BEGIN Records to use

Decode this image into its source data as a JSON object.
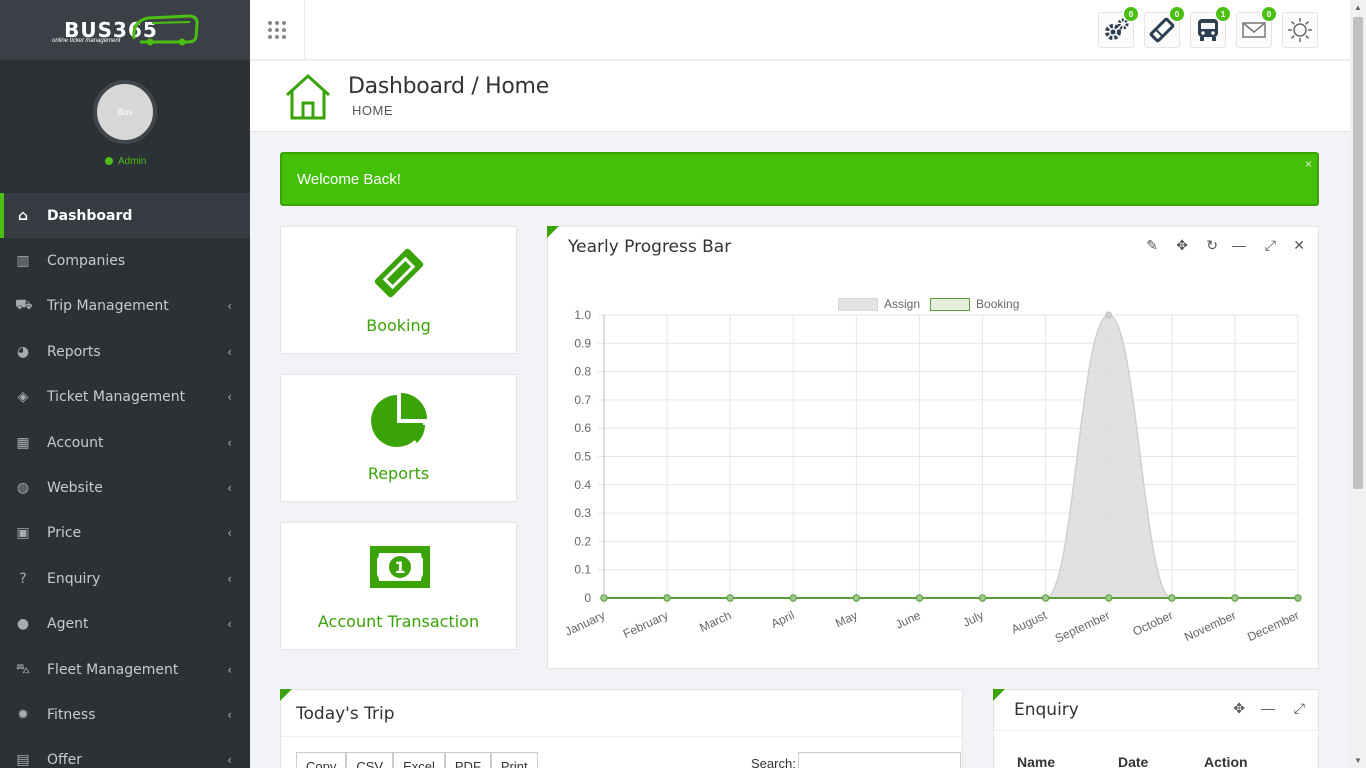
{
  "brand": {
    "logo": "BUS365",
    "tagline": "online ticket management"
  },
  "user": {
    "avatar_text": "Bus",
    "role": "Admin"
  },
  "sidebar": {
    "items": [
      {
        "label": "Dashboard",
        "icon": "home-icon"
      },
      {
        "label": "Companies",
        "icon": "building-icon"
      },
      {
        "label": "Trip Management",
        "icon": "road-icon"
      },
      {
        "label": "Reports",
        "icon": "pie-chart-icon"
      },
      {
        "label": "Ticket Management",
        "icon": "ticket-icon"
      },
      {
        "label": "Account",
        "icon": "calculator-icon"
      },
      {
        "label": "Website",
        "icon": "globe-icon"
      },
      {
        "label": "Price",
        "icon": "money-icon"
      },
      {
        "label": "Enquiry",
        "icon": "question-icon"
      },
      {
        "label": "Agent",
        "icon": "user-icon"
      },
      {
        "label": "Fleet Management",
        "icon": "car-icon"
      },
      {
        "label": "Fitness",
        "icon": "gear-icon"
      },
      {
        "label": "Offer",
        "icon": "gift-icon"
      }
    ]
  },
  "topbar": {
    "badges": {
      "settings": "0",
      "ticket": "0",
      "bus": "1",
      "mail": "0"
    }
  },
  "header": {
    "title": "Dashboard / Home",
    "breadcrumb": "HOME"
  },
  "alert": {
    "message": "Welcome Back!",
    "close": "×"
  },
  "cards": [
    {
      "label": "Booking",
      "icon": "ticket-icon"
    },
    {
      "label": "Reports",
      "icon": "pie-chart-icon"
    },
    {
      "label": "Account Transaction",
      "icon": "money-bill-icon"
    }
  ],
  "yearly_panel": {
    "title": "Yearly Progress Bar"
  },
  "todays_trip": {
    "title": "Today's Trip",
    "buttons": [
      "Copy",
      "CSV",
      "Excel",
      "PDF",
      "Print"
    ],
    "search_label": "Search:"
  },
  "enquiry": {
    "title": "Enquiry",
    "columns": [
      "Name",
      "Date",
      "Action"
    ]
  },
  "colors": {
    "accent": "#4cbf14",
    "sidebar": "#2c3136"
  },
  "chart_data": {
    "type": "area",
    "categories": [
      "January",
      "February",
      "March",
      "April",
      "May",
      "June",
      "July",
      "August",
      "September",
      "October",
      "November",
      "December"
    ],
    "series": [
      {
        "name": "Assign",
        "values": [
          0,
          0,
          0,
          0,
          0,
          0,
          0,
          0,
          1,
          0,
          0,
          0
        ],
        "color": "#dcdcdc"
      },
      {
        "name": "Booking",
        "values": [
          0,
          0,
          0,
          0,
          0,
          0,
          0,
          0,
          0,
          0,
          0,
          0
        ],
        "color": "#5a9e3a"
      }
    ],
    "y_ticks": [
      "0",
      "0.1",
      "0.2",
      "0.3",
      "0.4",
      "0.5",
      "0.6",
      "0.7",
      "0.8",
      "0.9",
      "1.0"
    ],
    "ylim": [
      0,
      1
    ],
    "legend": "top-center",
    "grid": true
  }
}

END Records to use

_Brief:_ Pictures excluded, quote all the data above exactly.

_Result of the task:_
Decode this image into its source data as a JSON object.
{
  "brand": {
    "logo": "BUS365",
    "tagline": "online ticket management"
  },
  "user": {
    "avatar_text": "Bus",
    "role": "Admin"
  },
  "sidebar": {
    "items": [
      {
        "label": "Dashboard",
        "icon": "home-icon"
      },
      {
        "label": "Companies",
        "icon": "building-icon"
      },
      {
        "label": "Trip Management",
        "icon": "road-icon"
      },
      {
        "label": "Reports",
        "icon": "pie-chart-icon"
      },
      {
        "label": "Ticket Management",
        "icon": "ticket-icon"
      },
      {
        "label": "Account",
        "icon": "calculator-icon"
      },
      {
        "label": "Website",
        "icon": "globe-icon"
      },
      {
        "label": "Price",
        "icon": "money-icon"
      },
      {
        "label": "Enquiry",
        "icon": "question-icon"
      },
      {
        "label": "Agent",
        "icon": "user-icon"
      },
      {
        "label": "Fleet Management",
        "icon": "car-icon"
      },
      {
        "label": "Fitness",
        "icon": "gear-icon"
      },
      {
        "label": "Offer",
        "icon": "gift-icon"
      }
    ]
  },
  "topbar": {
    "badges": {
      "settings": "0",
      "ticket": "0",
      "bus": "1",
      "mail": "0"
    }
  },
  "header": {
    "title": "Dashboard / Home",
    "breadcrumb": "HOME"
  },
  "alert": {
    "message": "Welcome Back!",
    "close": "×"
  },
  "cards": [
    {
      "label": "Booking",
      "icon": "ticket-icon"
    },
    {
      "label": "Reports",
      "icon": "pie-chart-icon"
    },
    {
      "label": "Account Transaction",
      "icon": "money-bill-icon"
    }
  ],
  "yearly_panel": {
    "title": "Yearly Progress Bar"
  },
  "todays_trip": {
    "title": "Today's Trip",
    "buttons": [
      "Copy",
      "CSV",
      "Excel",
      "PDF",
      "Print"
    ],
    "search_label": "Search:"
  },
  "enquiry": {
    "title": "Enquiry",
    "columns": [
      "Name",
      "Date",
      "Action"
    ]
  },
  "colors": {
    "accent": "#4cbf14",
    "sidebar": "#2c3136"
  },
  "chart_data": {
    "type": "area",
    "categories": [
      "January",
      "February",
      "March",
      "April",
      "May",
      "June",
      "July",
      "August",
      "September",
      "October",
      "November",
      "December"
    ],
    "series": [
      {
        "name": "Assign",
        "values": [
          0,
          0,
          0,
          0,
          0,
          0,
          0,
          0,
          1,
          0,
          0,
          0
        ],
        "color": "#dcdcdc"
      },
      {
        "name": "Booking",
        "values": [
          0,
          0,
          0,
          0,
          0,
          0,
          0,
          0,
          0,
          0,
          0,
          0
        ],
        "color": "#5a9e3a"
      }
    ],
    "y_ticks": [
      "0",
      "0.1",
      "0.2",
      "0.3",
      "0.4",
      "0.5",
      "0.6",
      "0.7",
      "0.8",
      "0.9",
      "1.0"
    ],
    "ylim": [
      0,
      1
    ],
    "legend": "top-center",
    "grid": true
  }
}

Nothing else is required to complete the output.